Data lines:
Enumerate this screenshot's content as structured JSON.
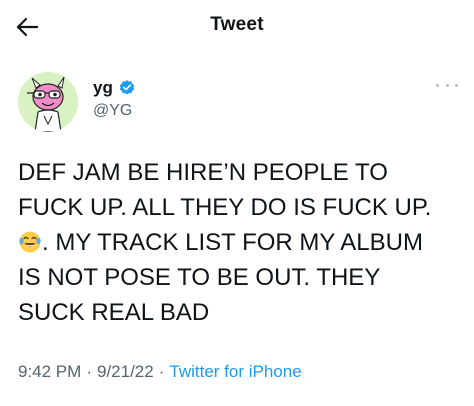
{
  "header": {
    "title": "Tweet",
    "back_icon": "arrow-left-icon"
  },
  "author": {
    "display_name": "yg",
    "handle": "@YG",
    "verified": true,
    "verified_color": "#1d9bf0",
    "avatar_icon": "cartoon-avatar"
  },
  "tweet": {
    "lines": [
      "DEF JAM BE HIRE’N PEOPLE TO",
      "FUCK UP. ALL THEY DO IS FUCK UP.",
      ". MY TRACK LIST FOR MY ALBUM",
      "IS NOT POSE TO BE OUT. THEY",
      "SUCK REAL BAD"
    ],
    "emoji": "face-with-tears-of-joy-icon"
  },
  "meta": {
    "time": "9:42 PM",
    "separator": "·",
    "date": "9/21/22",
    "source": "Twitter for iPhone",
    "link_color": "#1d9bf0"
  }
}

Stated goal:
Output a faithful copy of the data, with each picture left out.

Exercise output:
Enumerate this screenshot's content as structured JSON.
{
  "header": {
    "title": "Tweet",
    "back_icon": "arrow-left-icon"
  },
  "author": {
    "display_name": "yg",
    "handle": "@YG",
    "verified": true,
    "verified_color": "#1d9bf0",
    "avatar_icon": "cartoon-avatar"
  },
  "tweet": {
    "lines": [
      "DEF JAM BE HIRE’N PEOPLE TO",
      "FUCK UP. ALL THEY DO IS FUCK UP.",
      ". MY TRACK LIST FOR MY ALBUM",
      "IS NOT POSE TO BE OUT. THEY",
      "SUCK REAL BAD"
    ],
    "emoji": "face-with-tears-of-joy-icon"
  },
  "meta": {
    "time": "9:42 PM",
    "separator": "·",
    "date": "9/21/22",
    "source": "Twitter for iPhone",
    "link_color": "#1d9bf0"
  }
}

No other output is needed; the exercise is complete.